**Supplied information:**
########

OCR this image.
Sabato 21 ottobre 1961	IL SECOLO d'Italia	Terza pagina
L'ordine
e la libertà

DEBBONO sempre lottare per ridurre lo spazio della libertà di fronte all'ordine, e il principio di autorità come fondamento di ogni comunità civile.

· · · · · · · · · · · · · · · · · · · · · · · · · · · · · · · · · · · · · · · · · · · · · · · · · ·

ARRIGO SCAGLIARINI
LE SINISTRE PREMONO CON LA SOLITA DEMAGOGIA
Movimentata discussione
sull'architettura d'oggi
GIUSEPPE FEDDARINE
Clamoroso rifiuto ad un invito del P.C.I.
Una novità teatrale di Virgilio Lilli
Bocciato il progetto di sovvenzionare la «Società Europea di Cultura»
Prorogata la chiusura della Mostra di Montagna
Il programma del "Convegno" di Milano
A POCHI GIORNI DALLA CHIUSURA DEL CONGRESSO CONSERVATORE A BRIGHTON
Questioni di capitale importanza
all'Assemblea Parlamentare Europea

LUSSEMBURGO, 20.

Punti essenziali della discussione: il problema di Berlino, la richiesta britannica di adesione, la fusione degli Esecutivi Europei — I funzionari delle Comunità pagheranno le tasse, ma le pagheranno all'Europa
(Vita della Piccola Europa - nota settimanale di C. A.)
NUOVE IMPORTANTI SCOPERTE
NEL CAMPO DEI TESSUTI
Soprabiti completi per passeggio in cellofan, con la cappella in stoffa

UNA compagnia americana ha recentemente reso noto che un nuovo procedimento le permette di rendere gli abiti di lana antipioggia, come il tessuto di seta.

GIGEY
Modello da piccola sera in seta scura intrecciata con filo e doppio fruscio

########

Transcribe every entry word for word.

**Worked answer:**
OCR this image.
Sabato 21 ottobre 1961	IL SECOLO d'Italia	Terza pagina
L'ordine
e la libertà

DEBBONO sempre lottare per ridurre lo spazio della libertà di fronte all'ordine, e il principio di autorità come fondamento di ogni comunità civile.

· · · · · · · · · · · · · · · · · · · · · · · · · · · · · · · · · · · · · · · · · · · · · · · · · ·

ARRIGO SCAGLIARINI
LE SINISTRE PREMONO CON LA SOLITA DEMAGOGIA
Movimentata discussione
sull'architettura d'oggi
GIUSEPPE FEDDARINE
Clamoroso rifiuto ad un invito del P.C.I.
Una novità teatrale di Virgilio Lilli
Bocciato il progetto di sovvenzionare la «Società Europea di Cultura»
Prorogata la chiusura della Mostra di Montagna
Il programma del "Convegno" di Milano
A POCHI GIORNI DALLA CHIUSURA DEL CONGRESSO CONSERVATORE A BRIGHTON
Questioni di capitale importanza
all'Assemblea Parlamentare Europea

LUSSEMBURGO, 20.

Punti essenziali della discussione: il problema di Berlino, la richiesta britannica di adesione, la fusione degli Esecutivi Europei — I funzionari delle Comunità pagheranno le tasse, ma le pagheranno all'Europa
(Vita della Piccola Europa - nota settimanale di C. A.)
NUOVE IMPORTANTI SCOPERTE
NEL CAMPO DEI TESSUTI
Soprabiti completi per passeggio in cellofan, con la cappella in stoffa

UNA compagnia americana ha recentemente reso noto che un nuovo procedimento le permette di rendere gli abiti di lana antipioggia, come il tessuto di seta.

GIGEY
Modello da piccola sera in seta scura intrecciata con filo e doppio fruscio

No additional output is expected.